# Start of Data rows
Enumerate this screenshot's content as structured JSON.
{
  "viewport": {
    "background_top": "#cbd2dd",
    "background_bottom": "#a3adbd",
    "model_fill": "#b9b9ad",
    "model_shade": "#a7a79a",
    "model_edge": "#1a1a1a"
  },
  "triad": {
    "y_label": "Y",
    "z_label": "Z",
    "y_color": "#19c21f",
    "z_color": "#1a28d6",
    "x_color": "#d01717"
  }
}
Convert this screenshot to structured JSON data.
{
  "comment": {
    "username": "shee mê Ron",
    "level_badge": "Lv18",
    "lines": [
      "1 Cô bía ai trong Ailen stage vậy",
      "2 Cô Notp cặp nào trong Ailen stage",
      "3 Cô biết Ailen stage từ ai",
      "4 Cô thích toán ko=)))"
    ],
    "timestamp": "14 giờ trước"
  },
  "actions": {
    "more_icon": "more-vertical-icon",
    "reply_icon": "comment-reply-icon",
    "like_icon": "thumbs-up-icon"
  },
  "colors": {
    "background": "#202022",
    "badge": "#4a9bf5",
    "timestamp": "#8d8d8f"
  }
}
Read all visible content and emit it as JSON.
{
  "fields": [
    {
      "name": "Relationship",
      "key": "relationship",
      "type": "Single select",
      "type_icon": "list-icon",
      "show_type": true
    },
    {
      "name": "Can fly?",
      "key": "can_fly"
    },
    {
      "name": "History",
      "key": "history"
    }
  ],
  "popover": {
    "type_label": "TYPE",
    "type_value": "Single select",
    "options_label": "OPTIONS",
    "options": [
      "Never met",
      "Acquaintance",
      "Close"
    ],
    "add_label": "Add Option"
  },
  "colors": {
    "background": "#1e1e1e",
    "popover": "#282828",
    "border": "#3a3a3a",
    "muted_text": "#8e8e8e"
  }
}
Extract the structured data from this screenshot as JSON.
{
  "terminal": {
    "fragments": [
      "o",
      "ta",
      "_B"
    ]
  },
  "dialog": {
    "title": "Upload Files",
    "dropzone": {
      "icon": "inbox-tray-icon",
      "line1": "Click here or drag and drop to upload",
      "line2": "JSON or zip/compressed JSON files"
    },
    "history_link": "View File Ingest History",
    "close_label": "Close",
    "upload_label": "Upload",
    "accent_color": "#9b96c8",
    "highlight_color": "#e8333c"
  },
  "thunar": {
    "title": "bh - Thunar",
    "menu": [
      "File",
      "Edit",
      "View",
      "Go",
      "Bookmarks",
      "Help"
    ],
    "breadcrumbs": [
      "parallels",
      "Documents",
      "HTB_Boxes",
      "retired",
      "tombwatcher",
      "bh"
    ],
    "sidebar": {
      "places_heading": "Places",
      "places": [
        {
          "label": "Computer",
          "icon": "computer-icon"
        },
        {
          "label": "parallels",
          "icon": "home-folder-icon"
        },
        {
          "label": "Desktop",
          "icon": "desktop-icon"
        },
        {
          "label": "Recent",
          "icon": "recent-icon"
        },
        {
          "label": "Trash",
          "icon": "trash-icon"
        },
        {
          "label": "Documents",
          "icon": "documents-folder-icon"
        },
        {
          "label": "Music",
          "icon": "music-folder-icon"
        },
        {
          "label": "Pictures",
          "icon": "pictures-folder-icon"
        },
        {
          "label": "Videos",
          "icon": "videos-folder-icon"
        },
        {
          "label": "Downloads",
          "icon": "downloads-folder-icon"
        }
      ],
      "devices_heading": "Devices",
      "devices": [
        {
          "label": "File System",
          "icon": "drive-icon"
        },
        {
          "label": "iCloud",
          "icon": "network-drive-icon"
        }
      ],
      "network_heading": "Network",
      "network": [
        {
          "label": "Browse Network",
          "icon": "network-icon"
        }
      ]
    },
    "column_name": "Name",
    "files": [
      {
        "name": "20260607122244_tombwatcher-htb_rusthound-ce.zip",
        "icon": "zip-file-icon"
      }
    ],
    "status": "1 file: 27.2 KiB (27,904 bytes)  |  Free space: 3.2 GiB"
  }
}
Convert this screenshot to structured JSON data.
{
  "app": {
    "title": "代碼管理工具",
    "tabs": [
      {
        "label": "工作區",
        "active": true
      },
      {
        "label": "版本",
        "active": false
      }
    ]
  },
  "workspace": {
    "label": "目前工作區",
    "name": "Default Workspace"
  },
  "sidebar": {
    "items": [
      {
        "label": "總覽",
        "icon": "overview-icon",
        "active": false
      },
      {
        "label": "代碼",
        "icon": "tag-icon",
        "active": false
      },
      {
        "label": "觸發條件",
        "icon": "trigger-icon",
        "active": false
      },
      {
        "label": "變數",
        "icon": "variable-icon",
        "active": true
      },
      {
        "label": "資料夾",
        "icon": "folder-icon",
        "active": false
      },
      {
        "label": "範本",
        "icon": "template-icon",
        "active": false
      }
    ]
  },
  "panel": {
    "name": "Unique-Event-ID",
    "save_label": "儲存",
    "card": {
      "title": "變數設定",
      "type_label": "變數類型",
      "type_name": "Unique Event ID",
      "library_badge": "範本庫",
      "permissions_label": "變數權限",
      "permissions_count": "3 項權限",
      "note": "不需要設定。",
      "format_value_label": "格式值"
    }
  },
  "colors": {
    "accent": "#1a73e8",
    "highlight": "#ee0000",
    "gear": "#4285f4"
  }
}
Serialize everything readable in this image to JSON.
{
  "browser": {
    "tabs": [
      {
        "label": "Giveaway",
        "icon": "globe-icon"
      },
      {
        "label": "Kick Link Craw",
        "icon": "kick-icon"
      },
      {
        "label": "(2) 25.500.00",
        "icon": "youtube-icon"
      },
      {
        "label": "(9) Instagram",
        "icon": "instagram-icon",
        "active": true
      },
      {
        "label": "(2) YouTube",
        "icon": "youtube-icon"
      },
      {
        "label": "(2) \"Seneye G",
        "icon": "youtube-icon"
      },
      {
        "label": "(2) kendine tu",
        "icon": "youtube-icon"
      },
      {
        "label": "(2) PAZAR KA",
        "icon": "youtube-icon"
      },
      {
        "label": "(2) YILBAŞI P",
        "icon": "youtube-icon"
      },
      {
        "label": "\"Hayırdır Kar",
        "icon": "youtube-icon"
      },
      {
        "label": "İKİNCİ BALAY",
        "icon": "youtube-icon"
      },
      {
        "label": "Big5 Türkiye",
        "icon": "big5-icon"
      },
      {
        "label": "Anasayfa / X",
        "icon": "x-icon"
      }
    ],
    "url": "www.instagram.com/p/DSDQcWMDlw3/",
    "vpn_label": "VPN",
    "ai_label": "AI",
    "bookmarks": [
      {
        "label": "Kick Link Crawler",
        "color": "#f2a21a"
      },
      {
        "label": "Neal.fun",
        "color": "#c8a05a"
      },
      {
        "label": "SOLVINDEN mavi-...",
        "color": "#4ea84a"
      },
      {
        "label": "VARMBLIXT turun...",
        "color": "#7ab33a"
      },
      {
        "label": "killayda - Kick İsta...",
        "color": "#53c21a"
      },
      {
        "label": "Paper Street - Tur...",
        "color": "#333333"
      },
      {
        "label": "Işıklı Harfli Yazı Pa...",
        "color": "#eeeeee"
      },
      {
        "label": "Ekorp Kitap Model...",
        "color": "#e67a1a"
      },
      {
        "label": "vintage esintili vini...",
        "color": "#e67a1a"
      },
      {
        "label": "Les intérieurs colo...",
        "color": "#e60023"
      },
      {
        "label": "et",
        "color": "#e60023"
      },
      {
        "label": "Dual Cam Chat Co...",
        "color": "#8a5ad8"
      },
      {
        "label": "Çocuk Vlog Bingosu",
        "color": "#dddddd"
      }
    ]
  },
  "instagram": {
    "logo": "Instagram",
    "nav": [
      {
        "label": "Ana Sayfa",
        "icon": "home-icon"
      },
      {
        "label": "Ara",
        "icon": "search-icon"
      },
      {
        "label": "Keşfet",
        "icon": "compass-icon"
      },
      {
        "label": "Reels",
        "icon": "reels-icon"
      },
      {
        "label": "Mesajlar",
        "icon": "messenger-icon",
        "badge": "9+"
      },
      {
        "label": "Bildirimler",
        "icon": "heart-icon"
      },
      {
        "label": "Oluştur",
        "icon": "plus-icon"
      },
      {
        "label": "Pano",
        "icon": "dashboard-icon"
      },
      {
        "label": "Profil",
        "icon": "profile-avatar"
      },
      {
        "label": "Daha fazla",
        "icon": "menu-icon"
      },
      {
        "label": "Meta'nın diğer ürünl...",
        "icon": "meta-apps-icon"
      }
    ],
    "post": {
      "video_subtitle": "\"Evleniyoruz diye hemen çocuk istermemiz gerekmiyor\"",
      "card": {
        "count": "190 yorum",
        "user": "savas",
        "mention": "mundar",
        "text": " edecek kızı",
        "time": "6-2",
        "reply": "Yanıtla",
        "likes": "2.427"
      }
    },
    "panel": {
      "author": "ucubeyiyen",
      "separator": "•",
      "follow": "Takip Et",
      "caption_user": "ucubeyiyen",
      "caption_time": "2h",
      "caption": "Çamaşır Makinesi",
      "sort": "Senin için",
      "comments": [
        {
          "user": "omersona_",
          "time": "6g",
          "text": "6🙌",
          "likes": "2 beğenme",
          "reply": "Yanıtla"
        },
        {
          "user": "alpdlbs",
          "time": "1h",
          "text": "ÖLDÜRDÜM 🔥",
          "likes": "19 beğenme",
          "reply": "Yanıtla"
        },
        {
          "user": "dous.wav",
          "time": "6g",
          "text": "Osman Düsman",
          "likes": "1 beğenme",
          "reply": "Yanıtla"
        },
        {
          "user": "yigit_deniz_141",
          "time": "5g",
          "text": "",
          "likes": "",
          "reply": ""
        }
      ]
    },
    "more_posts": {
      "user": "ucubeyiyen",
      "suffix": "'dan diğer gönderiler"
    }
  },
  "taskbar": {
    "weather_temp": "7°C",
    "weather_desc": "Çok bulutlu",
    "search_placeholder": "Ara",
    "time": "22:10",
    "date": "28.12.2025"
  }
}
# End of Data rows
- _Exercise goal_
Extract all lines of the records above that include "stage".

- _Solution to this problem_
      "1 Cô bía ai trong Ailen stage vậy",
      "2 Cô Notp cặp nào trong Ailen stage",
      "3 Cô biết Ailen stage từ ai",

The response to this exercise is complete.